**Written task 1**. Update the MLIR bytecode excerpt below by rewriting its passage starting with "Looking at frame" and going on through "if (failed(reader.readVarInt(kind)))", with "generated code" replaced by "autogenerated code".

Looking at frame #1, in the bad case, the readVarInt(kind) produces kind = 15, while in the good case it produces kind = 11.

Since it's in generated code I can't link it easily so here's a paste. This is at ${BUILD_DIR}/llvm-project/tools/mlir/include/mlir/IR/BuiltinDialectBytecode.cpp.inc:360.

static Attribute readAttribute(MLIRContext* context, DialectBytecodeReader &reader) {
  uint64_t kind;
  if (failed(reader.readVarInt(kind)))
    return Attribute();
  switch (kind) {
    case 0:
      return readArrayAttr(context, reader);
    case 1:
      return readDictionaryAttr(context, reader);
    case 2:
      return readStringAttr(context, reader);
    case 3:
      return readStringAttrWithType(context, reader);
    case 4:
      return readFlatSymbolRefAttr(context, reader);
    case 5:
      return readSymbolRefAttr(context, reader);
    case 6:
      return readTypeAttr(context, reader);
    case 7:
      return readUnitAttr(context, reader);
    case 8:
      return readIntegerAttr(context, reader);
    case 9:
      return readFloatAttr(context, reader);
    case 10:
      return readCallSiteLoc(context, reader);
    case 11:
      return readFileLineColLoc(context, reader);
    case 12:
      return readFusedLoc(context, reader);
    case 13:
      return readFusedLocWithMetadata(context, reader);
    case 14:
      return readNameLoc(context, reader);
    case 15:
      return readUnknownLoc(context, reader);
    case 16:
      return readDenseResourceElementsAttr(context, reader);
    case 17:
      return readDenseArrayAttr(context, reader);
    case 18:
      return readDenseIntOrFPElementsAttr(context, reader);
    case 19:
      return readDenseStringElementsAttr(context, reader);
    case 20:
      return readSparseElementsAttr(context, reader);
    case 21:
      return readDistinctAttr(context, reader);
    default:
      reader.emitError() << "unknown attribute code: " << kind;
      return Attribute();
  }
  return Attribute();
}

So:

  • The bad value 15 means we call readUnknownLoc.
  • The good value 11 means we call readFileLineColLoc.

Interpretation:

  • The bad bytecode file produced by iree-import-tflite has UnknownLoc attributes. These result in eventually dropping most debug information at the end of compilation in translateModuleToLLVMIR.
  • The good bytecode file (obtained from the bad one by round-tripping through text IR) has FileLineColLoc attributes. These result in real debug information surviving translateModuleToLLVMIR.

What's exactly the bug here? If simply round-tripping via text IR is enough to fix those locations, maybe that means that they should have been good locations in the first place, so the bug is iree-import-tflite producing UnknownLoc in the first place? Alternatively, could translateModuleToLLVMIR do something more graceful that just drop all debug info when it sees UnknownLoc ?

@ScottTodd
Copy link
Collaborator

ScottTodd commented Mar 15, 2024

The good bytecode file (obtained from the bad one by round-tripping through text IR) has FileLineColLoc attributes.

**Written task 2**. Extract every line of the entries below that contains the string "arrow", treating uppercase and lowercase letters as different.

**Records for the task**.
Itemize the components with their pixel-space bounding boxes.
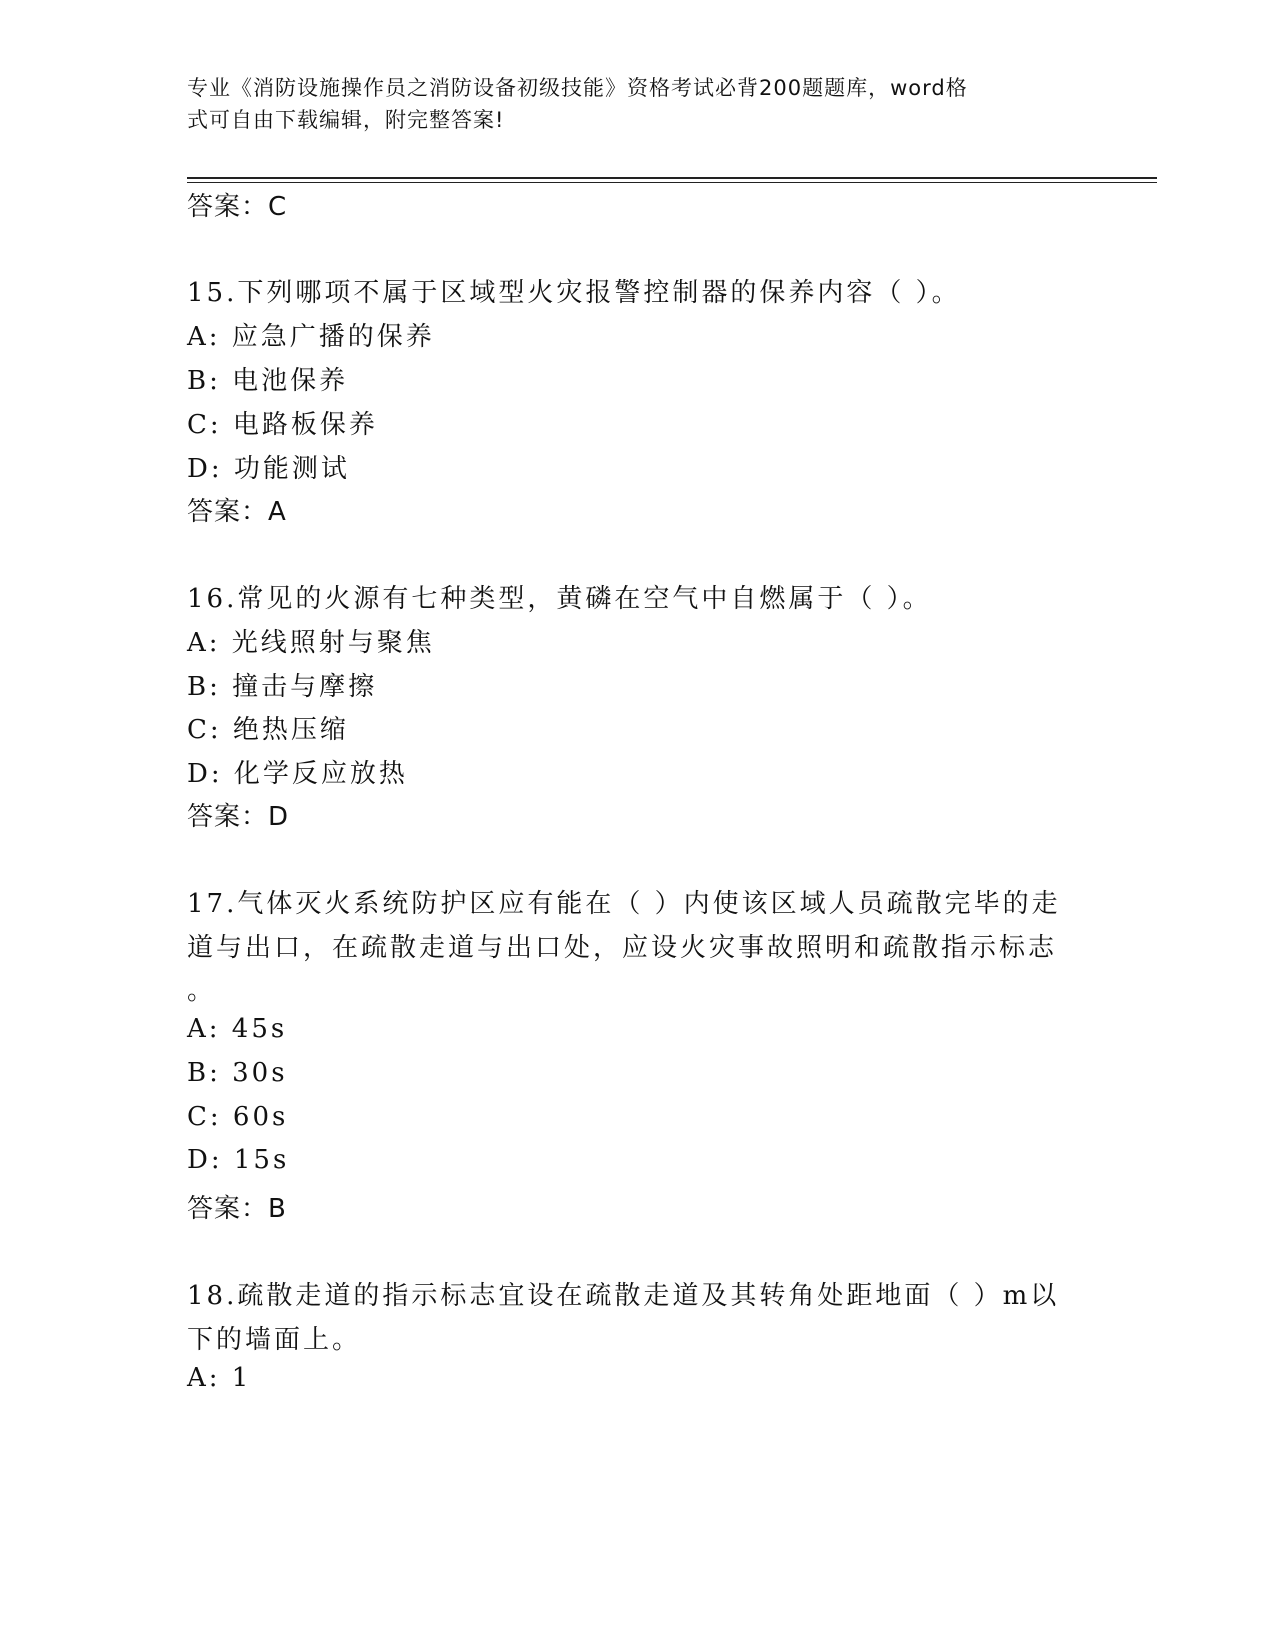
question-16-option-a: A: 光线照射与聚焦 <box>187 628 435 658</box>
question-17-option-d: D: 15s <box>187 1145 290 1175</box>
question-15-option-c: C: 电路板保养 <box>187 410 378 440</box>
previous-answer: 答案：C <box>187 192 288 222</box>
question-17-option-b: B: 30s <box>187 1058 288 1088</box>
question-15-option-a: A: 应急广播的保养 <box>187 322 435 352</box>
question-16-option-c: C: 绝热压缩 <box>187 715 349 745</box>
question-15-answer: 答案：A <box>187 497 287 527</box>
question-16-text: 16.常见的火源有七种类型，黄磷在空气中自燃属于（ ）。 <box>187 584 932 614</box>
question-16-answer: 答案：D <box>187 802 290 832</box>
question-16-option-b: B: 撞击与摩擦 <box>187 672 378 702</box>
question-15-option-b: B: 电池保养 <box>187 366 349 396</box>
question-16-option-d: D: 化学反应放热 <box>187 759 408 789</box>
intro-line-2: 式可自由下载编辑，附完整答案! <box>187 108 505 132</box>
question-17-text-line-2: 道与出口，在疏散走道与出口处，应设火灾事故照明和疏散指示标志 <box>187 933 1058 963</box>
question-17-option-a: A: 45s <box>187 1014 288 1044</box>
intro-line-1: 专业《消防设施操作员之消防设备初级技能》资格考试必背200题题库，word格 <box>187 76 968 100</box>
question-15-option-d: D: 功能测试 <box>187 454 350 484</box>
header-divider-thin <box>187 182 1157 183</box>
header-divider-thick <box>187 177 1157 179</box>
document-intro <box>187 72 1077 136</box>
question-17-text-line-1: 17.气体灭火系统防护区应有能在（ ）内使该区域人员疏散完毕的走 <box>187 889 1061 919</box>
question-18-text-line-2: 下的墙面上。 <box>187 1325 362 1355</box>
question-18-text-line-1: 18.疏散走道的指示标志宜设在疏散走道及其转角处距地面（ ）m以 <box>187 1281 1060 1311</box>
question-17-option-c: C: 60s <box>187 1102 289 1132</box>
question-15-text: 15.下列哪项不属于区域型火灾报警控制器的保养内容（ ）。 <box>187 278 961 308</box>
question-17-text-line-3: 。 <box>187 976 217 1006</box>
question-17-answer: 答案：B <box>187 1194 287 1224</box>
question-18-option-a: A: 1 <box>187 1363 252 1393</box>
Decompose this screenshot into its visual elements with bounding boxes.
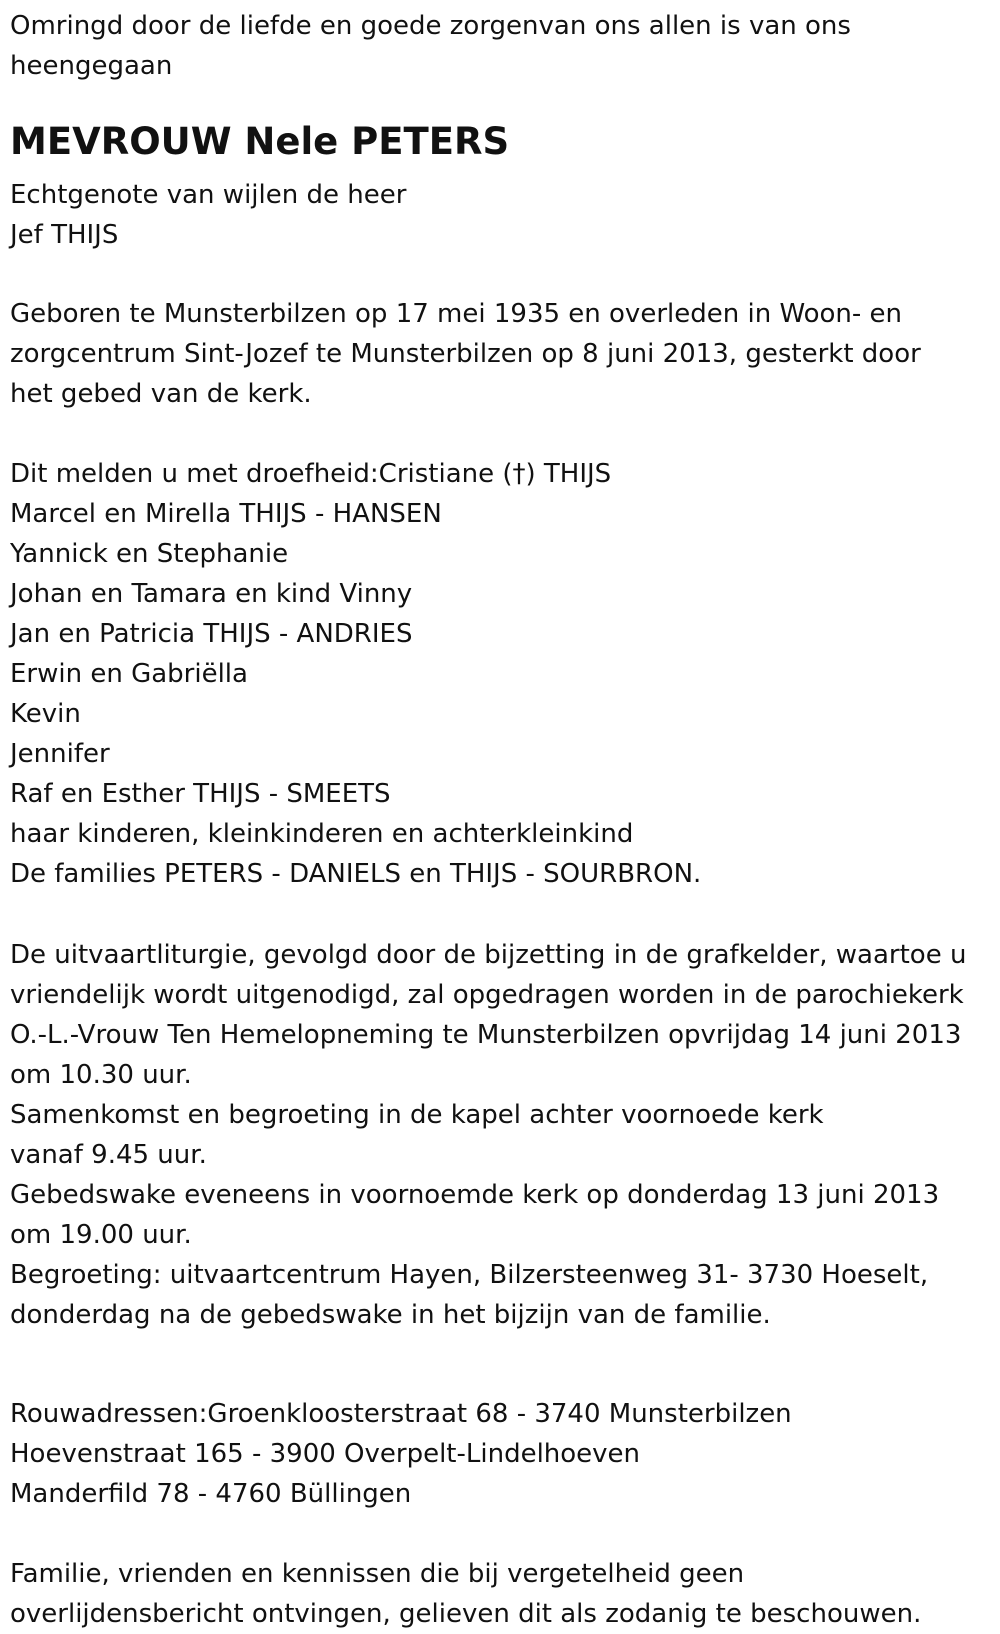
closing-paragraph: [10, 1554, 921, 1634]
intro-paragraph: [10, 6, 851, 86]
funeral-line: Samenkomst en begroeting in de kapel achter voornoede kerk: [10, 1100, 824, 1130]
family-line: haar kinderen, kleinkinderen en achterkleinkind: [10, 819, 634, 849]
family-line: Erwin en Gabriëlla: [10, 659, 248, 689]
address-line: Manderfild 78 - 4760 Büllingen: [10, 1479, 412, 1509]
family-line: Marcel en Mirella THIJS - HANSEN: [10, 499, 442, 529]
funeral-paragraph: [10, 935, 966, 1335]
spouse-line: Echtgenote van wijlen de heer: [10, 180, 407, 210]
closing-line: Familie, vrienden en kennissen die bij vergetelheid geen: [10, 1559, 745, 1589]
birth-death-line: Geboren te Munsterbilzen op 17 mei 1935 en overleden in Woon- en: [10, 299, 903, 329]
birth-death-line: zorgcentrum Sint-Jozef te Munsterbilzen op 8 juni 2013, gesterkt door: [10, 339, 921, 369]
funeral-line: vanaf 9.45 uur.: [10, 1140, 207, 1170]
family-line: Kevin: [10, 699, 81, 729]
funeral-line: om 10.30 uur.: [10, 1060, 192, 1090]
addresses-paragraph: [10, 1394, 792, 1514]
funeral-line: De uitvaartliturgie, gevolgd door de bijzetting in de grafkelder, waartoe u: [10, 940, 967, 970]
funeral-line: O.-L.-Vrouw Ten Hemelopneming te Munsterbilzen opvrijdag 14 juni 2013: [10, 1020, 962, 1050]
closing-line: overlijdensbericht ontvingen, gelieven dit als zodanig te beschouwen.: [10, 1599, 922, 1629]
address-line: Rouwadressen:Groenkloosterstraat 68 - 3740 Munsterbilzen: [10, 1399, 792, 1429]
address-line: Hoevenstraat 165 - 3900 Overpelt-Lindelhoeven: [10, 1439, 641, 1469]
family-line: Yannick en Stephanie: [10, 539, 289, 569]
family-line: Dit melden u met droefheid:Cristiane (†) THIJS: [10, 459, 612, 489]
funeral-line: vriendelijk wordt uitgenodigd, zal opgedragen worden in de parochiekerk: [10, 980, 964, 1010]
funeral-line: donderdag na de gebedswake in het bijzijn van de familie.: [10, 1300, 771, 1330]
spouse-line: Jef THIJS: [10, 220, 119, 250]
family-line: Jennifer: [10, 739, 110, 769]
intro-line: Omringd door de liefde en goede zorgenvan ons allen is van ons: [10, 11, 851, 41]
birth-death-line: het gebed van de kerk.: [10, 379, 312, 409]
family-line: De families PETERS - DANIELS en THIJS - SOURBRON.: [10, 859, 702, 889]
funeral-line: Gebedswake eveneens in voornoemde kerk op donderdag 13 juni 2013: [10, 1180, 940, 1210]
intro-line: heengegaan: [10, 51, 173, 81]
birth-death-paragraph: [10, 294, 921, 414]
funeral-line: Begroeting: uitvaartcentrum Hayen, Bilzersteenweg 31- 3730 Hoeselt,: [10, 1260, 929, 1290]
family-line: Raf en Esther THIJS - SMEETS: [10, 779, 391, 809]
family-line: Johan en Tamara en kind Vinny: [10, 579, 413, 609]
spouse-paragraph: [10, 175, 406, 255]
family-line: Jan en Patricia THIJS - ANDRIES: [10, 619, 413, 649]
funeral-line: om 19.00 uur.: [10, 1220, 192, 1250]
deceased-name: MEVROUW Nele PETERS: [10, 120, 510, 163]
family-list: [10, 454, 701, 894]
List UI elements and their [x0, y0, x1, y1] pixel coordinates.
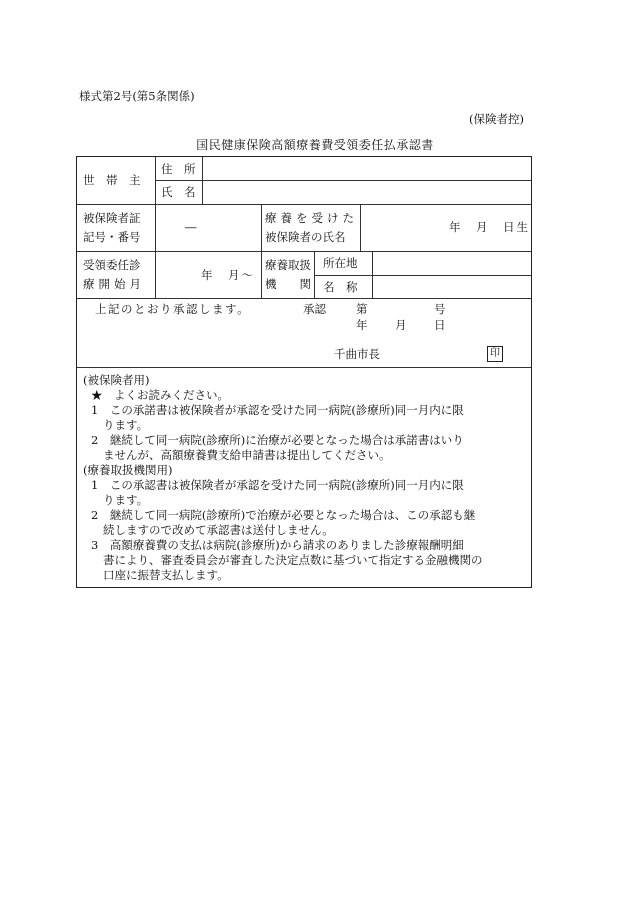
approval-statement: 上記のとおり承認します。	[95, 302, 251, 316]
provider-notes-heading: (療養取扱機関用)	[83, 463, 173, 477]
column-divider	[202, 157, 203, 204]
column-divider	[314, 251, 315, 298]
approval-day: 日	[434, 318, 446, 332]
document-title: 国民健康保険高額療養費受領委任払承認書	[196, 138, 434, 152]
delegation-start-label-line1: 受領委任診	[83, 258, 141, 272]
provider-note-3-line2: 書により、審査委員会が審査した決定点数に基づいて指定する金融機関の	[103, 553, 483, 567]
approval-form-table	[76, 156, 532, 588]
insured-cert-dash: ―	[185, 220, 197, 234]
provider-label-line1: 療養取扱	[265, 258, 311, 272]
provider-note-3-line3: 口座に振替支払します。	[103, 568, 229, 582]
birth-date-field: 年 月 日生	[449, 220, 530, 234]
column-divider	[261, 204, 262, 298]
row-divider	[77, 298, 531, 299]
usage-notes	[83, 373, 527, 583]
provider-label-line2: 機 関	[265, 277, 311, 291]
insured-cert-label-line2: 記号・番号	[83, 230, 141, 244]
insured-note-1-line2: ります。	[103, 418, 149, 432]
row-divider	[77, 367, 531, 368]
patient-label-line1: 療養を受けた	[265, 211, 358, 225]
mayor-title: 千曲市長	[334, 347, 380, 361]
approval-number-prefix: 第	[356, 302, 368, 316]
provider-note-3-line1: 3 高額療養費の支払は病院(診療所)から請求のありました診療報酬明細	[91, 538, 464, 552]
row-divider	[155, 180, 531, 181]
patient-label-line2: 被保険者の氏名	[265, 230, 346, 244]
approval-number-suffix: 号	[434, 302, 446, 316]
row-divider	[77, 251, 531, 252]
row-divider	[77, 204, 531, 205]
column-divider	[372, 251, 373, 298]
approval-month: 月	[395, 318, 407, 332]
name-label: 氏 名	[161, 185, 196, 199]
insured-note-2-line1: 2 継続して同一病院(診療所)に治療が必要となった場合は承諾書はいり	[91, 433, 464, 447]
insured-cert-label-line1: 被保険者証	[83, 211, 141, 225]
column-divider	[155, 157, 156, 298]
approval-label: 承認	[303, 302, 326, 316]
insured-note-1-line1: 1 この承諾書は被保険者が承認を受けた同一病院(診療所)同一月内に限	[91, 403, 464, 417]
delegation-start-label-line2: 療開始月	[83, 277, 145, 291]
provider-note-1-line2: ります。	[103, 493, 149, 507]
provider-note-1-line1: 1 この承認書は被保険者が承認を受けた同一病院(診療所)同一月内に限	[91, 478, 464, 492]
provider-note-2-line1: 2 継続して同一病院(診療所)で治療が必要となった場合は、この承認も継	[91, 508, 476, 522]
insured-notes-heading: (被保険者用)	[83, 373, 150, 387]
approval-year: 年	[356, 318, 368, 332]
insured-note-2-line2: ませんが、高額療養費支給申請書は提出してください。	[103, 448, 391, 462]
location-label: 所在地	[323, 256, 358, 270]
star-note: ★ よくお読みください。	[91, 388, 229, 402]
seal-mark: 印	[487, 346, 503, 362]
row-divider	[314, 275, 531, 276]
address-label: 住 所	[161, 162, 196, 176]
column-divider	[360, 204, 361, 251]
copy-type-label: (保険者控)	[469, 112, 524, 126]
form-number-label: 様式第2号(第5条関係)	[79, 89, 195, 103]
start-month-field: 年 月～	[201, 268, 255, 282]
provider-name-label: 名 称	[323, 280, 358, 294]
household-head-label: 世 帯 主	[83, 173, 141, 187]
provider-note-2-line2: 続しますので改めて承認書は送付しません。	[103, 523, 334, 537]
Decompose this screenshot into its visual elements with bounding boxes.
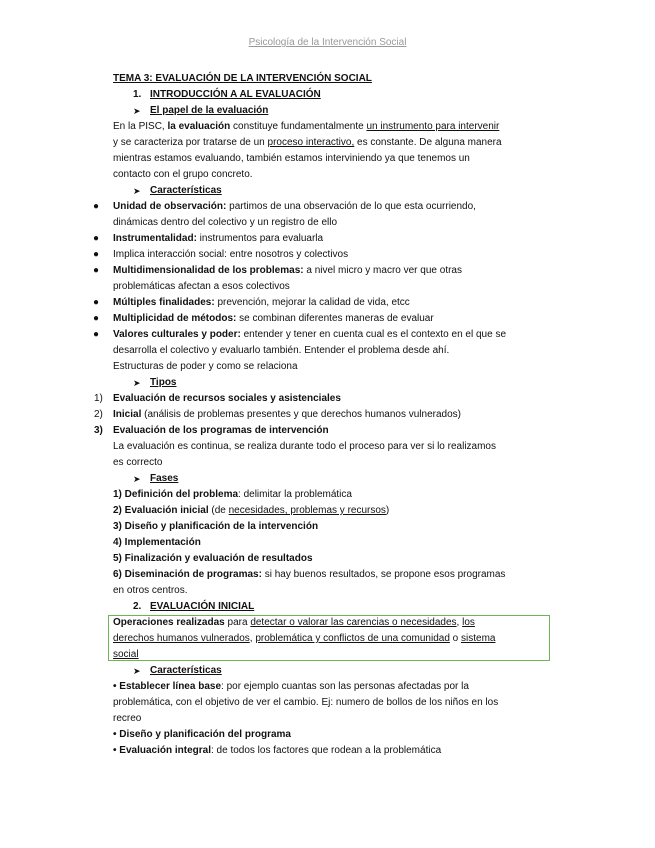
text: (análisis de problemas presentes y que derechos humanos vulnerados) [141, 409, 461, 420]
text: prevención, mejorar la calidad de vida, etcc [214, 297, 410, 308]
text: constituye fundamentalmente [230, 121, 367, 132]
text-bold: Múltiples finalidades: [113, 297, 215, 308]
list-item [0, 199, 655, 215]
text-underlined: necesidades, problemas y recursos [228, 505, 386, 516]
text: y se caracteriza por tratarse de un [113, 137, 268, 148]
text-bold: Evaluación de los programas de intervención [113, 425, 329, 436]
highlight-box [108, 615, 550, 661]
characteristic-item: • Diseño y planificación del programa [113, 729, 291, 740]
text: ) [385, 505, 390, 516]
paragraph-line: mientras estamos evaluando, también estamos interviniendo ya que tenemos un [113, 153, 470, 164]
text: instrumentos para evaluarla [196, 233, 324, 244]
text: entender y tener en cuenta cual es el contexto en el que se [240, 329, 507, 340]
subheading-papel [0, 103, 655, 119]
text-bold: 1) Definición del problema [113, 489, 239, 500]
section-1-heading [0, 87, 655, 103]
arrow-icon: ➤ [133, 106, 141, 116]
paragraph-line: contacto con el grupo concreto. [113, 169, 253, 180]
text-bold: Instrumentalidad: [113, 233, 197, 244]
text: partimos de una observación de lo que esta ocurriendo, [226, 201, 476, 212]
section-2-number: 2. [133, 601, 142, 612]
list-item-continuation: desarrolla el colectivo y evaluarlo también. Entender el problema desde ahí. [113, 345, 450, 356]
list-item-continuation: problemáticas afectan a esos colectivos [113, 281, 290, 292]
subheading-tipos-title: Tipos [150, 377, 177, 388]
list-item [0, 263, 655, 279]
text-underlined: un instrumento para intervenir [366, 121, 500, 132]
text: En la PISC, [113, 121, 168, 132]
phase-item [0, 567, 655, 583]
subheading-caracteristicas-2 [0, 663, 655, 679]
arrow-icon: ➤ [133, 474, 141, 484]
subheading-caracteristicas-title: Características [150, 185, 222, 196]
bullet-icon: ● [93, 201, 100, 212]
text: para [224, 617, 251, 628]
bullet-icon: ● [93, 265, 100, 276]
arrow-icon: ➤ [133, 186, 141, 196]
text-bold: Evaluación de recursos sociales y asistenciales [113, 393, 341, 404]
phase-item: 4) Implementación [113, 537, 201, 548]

**Written reply 1**.
Looking at frame #1, in the bad case, the readVarInt(kind) produces kind = 15, while in the good case it produces kind = 11.

Since it's in autogenerated code I can't link it easily so here's a paste. This is at ${BUILD_DIR}/llvm-project/tools/mlir/include/mlir/IR/BuiltinDialectBytecode.cpp.inc:360.

static Attribute readAttribute(MLIRContext* context, DialectBytecodeReader &reader) {
  uint64_t kind;
  if (failed(reader.readVarInt(kind)))

**Written reply 2**.
arrow-icon: ➤ [133, 106, 141, 116]
arrow-icon: ➤ [133, 474, 141, 484]
arrow-icon: ➤ [133, 186, 141, 196]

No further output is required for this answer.